Nothing may be dropped or altered: reproduce all the data.

================================

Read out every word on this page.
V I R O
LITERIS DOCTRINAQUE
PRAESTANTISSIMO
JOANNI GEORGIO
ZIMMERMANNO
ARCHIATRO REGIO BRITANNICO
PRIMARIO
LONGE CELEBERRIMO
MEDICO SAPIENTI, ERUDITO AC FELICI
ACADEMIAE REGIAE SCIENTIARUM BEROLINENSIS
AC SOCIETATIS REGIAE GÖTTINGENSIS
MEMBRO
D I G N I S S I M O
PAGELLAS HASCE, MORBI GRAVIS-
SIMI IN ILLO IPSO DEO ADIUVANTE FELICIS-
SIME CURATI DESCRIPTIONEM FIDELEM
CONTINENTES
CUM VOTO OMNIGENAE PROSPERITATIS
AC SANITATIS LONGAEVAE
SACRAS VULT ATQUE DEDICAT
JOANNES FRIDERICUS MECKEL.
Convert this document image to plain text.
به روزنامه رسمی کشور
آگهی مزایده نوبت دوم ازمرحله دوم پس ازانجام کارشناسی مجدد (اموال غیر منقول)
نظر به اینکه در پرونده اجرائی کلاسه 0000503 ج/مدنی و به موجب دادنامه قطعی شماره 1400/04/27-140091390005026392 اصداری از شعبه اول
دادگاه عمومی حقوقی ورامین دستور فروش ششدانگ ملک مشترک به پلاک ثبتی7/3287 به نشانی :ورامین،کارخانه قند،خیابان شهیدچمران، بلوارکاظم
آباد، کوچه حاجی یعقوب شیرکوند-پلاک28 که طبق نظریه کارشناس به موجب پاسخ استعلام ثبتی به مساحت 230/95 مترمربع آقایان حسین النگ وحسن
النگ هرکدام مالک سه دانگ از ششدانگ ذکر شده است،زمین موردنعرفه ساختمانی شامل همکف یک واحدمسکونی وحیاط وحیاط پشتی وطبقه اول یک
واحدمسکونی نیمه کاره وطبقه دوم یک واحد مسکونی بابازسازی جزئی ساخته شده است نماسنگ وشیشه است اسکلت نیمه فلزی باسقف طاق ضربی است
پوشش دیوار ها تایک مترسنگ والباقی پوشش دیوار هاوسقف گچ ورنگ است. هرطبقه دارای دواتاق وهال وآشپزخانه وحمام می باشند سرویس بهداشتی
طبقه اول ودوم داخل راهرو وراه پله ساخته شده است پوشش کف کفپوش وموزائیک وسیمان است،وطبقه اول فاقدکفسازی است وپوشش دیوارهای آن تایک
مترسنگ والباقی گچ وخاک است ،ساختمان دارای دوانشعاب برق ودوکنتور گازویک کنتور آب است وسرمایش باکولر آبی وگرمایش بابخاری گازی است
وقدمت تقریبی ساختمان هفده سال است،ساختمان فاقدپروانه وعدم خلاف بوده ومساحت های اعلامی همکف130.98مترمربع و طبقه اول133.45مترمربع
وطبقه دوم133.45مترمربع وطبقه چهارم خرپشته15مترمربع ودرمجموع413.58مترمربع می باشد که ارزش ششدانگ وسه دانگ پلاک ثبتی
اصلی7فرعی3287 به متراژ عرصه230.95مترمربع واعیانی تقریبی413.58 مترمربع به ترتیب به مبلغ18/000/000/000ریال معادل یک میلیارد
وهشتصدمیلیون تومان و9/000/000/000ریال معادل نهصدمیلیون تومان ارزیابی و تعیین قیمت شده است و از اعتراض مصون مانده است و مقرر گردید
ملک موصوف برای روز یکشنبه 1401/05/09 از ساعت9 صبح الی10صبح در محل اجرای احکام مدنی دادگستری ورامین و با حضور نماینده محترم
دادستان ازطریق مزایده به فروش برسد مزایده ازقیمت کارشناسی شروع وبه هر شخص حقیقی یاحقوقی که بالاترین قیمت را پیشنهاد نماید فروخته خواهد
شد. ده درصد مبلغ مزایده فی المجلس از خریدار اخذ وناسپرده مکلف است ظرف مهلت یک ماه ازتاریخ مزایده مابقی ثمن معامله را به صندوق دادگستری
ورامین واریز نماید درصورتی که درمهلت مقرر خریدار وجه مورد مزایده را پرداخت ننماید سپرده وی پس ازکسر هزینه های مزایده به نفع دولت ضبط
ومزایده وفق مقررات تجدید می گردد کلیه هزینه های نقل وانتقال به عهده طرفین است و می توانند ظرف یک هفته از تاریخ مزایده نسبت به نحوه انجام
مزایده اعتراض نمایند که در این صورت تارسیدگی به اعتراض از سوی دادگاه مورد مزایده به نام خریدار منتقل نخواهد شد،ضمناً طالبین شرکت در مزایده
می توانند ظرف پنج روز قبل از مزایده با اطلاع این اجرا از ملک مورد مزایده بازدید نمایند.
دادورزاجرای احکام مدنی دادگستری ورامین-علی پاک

================================

Solution to this exercise.
Read out every word on this page.
V I R O
LITERIS DOCTRINAQUE
PRAESTANTISSIMO
JOANNI GEORGIO
ZIMMERMANNO
ARCHIATRO REGIO BRITANNICO
PRIMARIO
LONGE CELEBERRIMO
MEDICO SAPIENTI, ERUDITO AC FELICI
ACADEMIAE REGIAE SCIENTIARUM BEROLINENSIS
AC SOCIETATIS REGIAE GÖTTINGENSIS
MEMBRO
D I G N I S S I M O
PAGELLAS HASCE, MORBI GRAVIS-
SIMI IN ILLO IPSO DEO ADIUVANTE FELICIS-
SIME CURATI DESCRIPTIONEM FIDELEM
CONTINENTES
CUM VOTO OMNIGENAE PROSPERITATIS
AC SANITATIS LONGAEVAE
SACRAS VULT ATQUE DEDICAT
JOANNES FRIDERICUS MECKEL.
Convert this document image to plain text.
به روزنامه رسمی کشور
آگهی مزایده نوبت دوم ازمرحله دوم پس ازانجام کارشناسی مجدد (اموال غیر منقول)
نظر به اینکه در پرونده اجرائی کلاسه 0000503 ج/مدنی و به موجب دادنامه قطعی شماره 1400/04/27-140091390005026392 اصداری از شعبه اول
دادگاه عمومی حقوقی ورامین دستور فروش ششدانگ ملک مشترک به پلاک ثبتی7/3287 به نشانی :ورامین،کارخانه قند،خیابان شهیدچمران، بلوارکاظم
آباد، کوچه حاجی یعقوب شیرکوند-پلاک28 که طبق نظریه کارشناس به موجب پاسخ استعلام ثبتی به مساحت 230/95 مترمربع آقایان حسین النگ وحسن
النگ هرکدام مالک سه دانگ از ششدانگ ذکر شده است،زمین موردنعرفه ساختمانی شامل همکف یک واحدمسکونی وحیاط وحیاط پشتی وطبقه اول یک
واحدمسکونی نیمه کاره وطبقه دوم یک واحد مسکونی بابازسازی جزئی ساخته شده است نماسنگ وشیشه است اسکلت نیمه فلزی باسقف طاق ضربی است
پوشش دیوار ها تایک مترسنگ والباقی پوشش دیوار هاوسقف گچ ورنگ است. هرطبقه دارای دواتاق وهال وآشپزخانه وحمام می باشند سرویس بهداشتی
طبقه اول ودوم داخل راهرو وراه پله ساخته شده است پوشش کف کفپوش وموزائیک وسیمان است،وطبقه اول فاقدکفسازی است وپوشش دیوارهای آن تایک
مترسنگ والباقی گچ وخاک است ،ساختمان دارای دوانشعاب برق ودوکنتور گازویک کنتور آب است وسرمایش باکولر آبی وگرمایش بابخاری گازی است
وقدمت تقریبی ساختمان هفده سال است،ساختمان فاقدپروانه وعدم خلاف بوده ومساحت های اعلامی همکف130.98مترمربع و طبقه اول133.45مترمربع
وطبقه دوم133.45مترمربع وطبقه چهارم خرپشته15مترمربع ودرمجموع413.58مترمربع می باشد که ارزش ششدانگ وسه دانگ پلاک ثبتی
اصلی7فرعی3287 به متراژ عرصه230.95مترمربع واعیانی تقریبی413.58 مترمربع به ترتیب به مبلغ18/000/000/000ریال معادل یک میلیارد
وهشتصدمیلیون تومان و9/000/000/000ریال معادل نهصدمیلیون تومان ارزیابی و تعیین قیمت شده است و از اعتراض مصون مانده است و مقرر گردید
ملک موصوف برای روز یکشنبه 1401/05/09 از ساعت9 صبح الی10صبح در محل اجرای احکام مدنی دادگستری ورامین و با حضور نماینده محترم
دادستان ازطریق مزایده به فروش برسد مزایده ازقیمت کارشناسی شروع وبه هر شخص حقیقی یاحقوقی که بالاترین قیمت را پیشنهاد نماید فروخته خواهد
شد. ده درصد مبلغ مزایده فی المجلس از خریدار اخذ وناسپرده مکلف است ظرف مهلت یک ماه ازتاریخ مزایده مابقی ثمن معامله را به صندوق دادگستری
ورامین واریز نماید درصورتی که درمهلت مقرر خریدار وجه مورد مزایده را پرداخت ننماید سپرده وی پس ازکسر هزینه های مزایده به نفع دولت ضبط
ومزایده وفق مقررات تجدید می گردد کلیه هزینه های نقل وانتقال به عهده طرفین است و می توانند ظرف یک هفته از تاریخ مزایده نسبت به نحوه انجام
مزایده اعتراض نمایند که در این صورت تارسیدگی به اعتراض از سوی دادگاه مورد مزایده به نام خریدار منتقل نخواهد شد،ضمناً طالبین شرکت در مزایده
می توانند ظرف پنج روز قبل از مزایده با اطلاع این اجرا از ملک مورد مزایده بازدید نمایند.
دادورزاجرای احکام مدنی دادگستری ورامین-علی پاک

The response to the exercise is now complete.